## WHAT IS REQUIRED:
From the listing below, pull each line that includes "this".

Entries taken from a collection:
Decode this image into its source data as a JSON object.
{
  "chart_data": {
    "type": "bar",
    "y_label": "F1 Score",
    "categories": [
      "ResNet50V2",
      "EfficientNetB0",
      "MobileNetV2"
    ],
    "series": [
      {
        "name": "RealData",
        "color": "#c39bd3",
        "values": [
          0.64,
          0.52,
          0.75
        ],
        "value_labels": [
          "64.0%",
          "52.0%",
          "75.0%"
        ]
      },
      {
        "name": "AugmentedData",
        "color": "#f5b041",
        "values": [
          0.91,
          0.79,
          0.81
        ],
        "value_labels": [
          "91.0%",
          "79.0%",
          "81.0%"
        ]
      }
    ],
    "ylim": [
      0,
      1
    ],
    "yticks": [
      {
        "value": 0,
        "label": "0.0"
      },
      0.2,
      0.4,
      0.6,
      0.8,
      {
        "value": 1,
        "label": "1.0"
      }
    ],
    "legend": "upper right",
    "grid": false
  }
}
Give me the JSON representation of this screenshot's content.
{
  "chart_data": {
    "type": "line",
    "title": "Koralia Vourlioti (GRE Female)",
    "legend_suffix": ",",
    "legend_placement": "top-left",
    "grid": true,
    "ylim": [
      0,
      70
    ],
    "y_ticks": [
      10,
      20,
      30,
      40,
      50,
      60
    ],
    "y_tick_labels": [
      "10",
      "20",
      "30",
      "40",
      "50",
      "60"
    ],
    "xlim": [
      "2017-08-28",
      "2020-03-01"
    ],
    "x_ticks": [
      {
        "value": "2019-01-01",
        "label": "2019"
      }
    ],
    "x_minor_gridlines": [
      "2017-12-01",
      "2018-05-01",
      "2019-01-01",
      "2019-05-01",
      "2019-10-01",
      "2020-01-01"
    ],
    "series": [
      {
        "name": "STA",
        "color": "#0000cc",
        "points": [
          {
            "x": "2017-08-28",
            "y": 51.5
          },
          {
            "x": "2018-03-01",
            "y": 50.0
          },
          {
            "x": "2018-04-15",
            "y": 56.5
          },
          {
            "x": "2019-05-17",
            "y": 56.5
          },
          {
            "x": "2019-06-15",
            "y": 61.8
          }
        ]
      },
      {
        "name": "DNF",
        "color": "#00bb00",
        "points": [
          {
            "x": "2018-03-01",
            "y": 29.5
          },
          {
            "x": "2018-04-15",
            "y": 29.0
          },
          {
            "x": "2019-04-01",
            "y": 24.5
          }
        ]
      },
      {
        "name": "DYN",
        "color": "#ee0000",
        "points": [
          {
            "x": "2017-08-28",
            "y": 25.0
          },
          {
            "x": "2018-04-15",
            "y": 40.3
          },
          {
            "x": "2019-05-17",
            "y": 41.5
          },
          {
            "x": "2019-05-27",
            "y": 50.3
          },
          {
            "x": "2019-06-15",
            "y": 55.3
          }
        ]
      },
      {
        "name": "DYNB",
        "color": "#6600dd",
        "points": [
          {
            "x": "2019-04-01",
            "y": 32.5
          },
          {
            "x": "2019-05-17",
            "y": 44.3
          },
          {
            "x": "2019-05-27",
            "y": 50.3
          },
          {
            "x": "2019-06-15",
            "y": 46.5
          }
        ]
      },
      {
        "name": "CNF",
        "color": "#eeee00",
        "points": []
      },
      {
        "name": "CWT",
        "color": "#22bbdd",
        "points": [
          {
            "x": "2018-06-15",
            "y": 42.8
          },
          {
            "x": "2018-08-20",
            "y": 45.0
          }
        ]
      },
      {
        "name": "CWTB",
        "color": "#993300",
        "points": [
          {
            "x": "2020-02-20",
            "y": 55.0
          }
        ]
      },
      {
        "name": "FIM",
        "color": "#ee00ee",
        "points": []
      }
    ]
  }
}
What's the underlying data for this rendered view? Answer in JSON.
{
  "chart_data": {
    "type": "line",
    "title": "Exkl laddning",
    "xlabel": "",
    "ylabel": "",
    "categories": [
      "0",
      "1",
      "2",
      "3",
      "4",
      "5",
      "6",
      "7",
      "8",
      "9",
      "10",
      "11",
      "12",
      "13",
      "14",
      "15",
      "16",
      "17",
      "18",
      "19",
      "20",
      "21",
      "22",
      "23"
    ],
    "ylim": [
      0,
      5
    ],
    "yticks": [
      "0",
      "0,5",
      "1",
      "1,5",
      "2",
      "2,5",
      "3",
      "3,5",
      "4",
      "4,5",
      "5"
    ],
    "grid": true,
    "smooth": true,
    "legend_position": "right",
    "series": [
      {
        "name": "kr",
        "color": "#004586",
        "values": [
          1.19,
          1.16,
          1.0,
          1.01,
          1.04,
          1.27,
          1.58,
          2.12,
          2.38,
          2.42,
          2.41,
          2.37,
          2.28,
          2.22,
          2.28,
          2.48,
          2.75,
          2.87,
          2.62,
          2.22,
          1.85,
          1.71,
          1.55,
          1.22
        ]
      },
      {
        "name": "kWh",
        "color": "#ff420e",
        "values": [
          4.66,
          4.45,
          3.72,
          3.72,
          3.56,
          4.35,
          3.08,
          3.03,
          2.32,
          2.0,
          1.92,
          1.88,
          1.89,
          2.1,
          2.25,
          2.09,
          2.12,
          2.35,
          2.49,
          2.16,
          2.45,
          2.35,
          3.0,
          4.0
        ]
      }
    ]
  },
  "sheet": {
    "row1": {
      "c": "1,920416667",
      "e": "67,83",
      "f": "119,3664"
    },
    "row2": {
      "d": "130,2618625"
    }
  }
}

## CORRECT OUTPUT:
Decode this image into its source data as a JSON object.
Give me the JSON representation of this screenshot's content.
What's the underlying data for this rendered view? Answer in JSON.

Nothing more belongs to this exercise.